──────── Data for the task ────────

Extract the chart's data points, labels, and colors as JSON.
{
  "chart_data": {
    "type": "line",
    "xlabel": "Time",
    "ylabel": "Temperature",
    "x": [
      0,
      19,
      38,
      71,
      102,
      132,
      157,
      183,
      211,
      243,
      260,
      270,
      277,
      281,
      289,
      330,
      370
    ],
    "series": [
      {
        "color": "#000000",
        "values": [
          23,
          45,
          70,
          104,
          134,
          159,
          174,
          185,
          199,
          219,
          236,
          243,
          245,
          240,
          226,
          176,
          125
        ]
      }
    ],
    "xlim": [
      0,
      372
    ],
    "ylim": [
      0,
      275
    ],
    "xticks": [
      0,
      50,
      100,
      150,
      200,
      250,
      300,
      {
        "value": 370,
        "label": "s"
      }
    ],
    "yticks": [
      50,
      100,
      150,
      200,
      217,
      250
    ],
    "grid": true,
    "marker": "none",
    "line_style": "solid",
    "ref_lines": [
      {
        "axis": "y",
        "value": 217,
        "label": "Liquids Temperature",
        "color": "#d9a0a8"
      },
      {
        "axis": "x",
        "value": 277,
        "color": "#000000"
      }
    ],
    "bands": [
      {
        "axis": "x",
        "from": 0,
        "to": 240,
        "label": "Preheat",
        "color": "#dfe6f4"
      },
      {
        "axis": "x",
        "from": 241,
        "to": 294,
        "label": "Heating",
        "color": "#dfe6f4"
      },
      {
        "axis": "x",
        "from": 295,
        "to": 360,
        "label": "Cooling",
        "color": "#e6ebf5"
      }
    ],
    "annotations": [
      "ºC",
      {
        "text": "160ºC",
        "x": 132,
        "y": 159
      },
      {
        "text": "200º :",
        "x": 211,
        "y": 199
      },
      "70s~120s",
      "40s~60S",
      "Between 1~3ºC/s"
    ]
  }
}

────────
──────── Data for the task ────────

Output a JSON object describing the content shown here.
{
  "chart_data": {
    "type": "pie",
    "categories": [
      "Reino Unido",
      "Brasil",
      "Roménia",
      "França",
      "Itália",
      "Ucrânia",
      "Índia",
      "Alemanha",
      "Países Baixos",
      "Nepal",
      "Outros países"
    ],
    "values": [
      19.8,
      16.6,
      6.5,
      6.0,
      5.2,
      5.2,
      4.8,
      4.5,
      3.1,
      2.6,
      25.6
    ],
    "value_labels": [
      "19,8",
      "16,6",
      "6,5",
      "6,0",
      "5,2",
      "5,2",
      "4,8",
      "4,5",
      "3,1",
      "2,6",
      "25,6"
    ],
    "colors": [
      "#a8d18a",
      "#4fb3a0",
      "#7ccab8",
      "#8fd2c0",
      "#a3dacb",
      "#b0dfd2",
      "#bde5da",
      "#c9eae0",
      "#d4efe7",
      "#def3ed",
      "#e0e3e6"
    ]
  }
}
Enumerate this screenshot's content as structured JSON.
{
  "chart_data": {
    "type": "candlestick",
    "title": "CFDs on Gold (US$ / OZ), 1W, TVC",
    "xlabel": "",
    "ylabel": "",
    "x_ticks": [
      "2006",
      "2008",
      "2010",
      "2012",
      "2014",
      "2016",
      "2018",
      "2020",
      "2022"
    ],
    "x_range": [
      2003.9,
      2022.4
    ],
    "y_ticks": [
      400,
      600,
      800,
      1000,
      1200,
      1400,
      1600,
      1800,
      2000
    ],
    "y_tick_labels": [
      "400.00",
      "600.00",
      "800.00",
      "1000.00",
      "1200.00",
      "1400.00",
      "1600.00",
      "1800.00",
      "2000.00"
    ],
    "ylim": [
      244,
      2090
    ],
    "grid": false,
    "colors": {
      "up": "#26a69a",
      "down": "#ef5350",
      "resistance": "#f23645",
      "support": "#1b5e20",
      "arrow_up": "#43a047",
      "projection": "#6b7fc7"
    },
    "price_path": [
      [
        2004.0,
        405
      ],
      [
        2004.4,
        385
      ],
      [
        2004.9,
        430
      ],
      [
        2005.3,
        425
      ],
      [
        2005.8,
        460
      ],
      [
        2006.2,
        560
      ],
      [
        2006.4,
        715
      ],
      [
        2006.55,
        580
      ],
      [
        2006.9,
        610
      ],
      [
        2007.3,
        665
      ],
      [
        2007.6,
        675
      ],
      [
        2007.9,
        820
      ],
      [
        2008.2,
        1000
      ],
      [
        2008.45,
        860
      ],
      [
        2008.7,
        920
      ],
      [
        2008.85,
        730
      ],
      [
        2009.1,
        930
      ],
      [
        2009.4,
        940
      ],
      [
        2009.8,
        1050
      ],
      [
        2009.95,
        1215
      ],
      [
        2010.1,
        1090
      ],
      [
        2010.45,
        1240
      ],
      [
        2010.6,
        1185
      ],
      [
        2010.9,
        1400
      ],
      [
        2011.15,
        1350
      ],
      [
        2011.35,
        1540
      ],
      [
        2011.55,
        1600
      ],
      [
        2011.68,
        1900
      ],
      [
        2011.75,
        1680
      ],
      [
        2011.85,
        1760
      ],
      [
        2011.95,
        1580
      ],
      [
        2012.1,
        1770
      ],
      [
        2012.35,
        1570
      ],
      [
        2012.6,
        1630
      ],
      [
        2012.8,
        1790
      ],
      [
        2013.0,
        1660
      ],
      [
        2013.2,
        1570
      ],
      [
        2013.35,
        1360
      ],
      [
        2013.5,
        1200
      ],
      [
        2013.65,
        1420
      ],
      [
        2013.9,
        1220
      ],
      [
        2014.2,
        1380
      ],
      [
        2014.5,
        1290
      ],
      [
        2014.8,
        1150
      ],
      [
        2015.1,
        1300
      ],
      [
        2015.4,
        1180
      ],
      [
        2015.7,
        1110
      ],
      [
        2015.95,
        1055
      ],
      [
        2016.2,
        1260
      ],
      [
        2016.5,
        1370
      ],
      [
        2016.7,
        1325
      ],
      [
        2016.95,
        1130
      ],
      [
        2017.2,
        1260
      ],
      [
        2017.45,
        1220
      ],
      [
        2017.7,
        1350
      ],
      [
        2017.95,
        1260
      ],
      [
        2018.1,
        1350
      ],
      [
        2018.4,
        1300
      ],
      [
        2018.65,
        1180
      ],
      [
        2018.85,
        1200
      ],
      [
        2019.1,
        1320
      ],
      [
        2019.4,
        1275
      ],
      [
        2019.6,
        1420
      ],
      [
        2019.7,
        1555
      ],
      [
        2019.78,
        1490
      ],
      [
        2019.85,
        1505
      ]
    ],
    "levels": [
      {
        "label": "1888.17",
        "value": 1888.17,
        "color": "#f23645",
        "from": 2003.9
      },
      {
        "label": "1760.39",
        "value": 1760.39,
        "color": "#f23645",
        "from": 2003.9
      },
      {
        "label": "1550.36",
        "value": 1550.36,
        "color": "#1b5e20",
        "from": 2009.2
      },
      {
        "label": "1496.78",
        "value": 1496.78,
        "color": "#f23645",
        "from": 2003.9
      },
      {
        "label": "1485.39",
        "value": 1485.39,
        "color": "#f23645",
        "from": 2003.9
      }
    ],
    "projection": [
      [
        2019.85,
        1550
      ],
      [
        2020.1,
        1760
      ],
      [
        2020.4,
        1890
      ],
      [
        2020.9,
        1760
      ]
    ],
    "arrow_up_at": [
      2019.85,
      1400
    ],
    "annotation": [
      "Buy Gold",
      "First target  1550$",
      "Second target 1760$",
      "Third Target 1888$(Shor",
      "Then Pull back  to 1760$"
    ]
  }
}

────────

- [Given instruction] Which lines above hold the word "content"? Copy each of them.

- [Output of the exercise]
Output a JSON object describing the content shown here.
Enumerate this screenshot's content as structured JSON.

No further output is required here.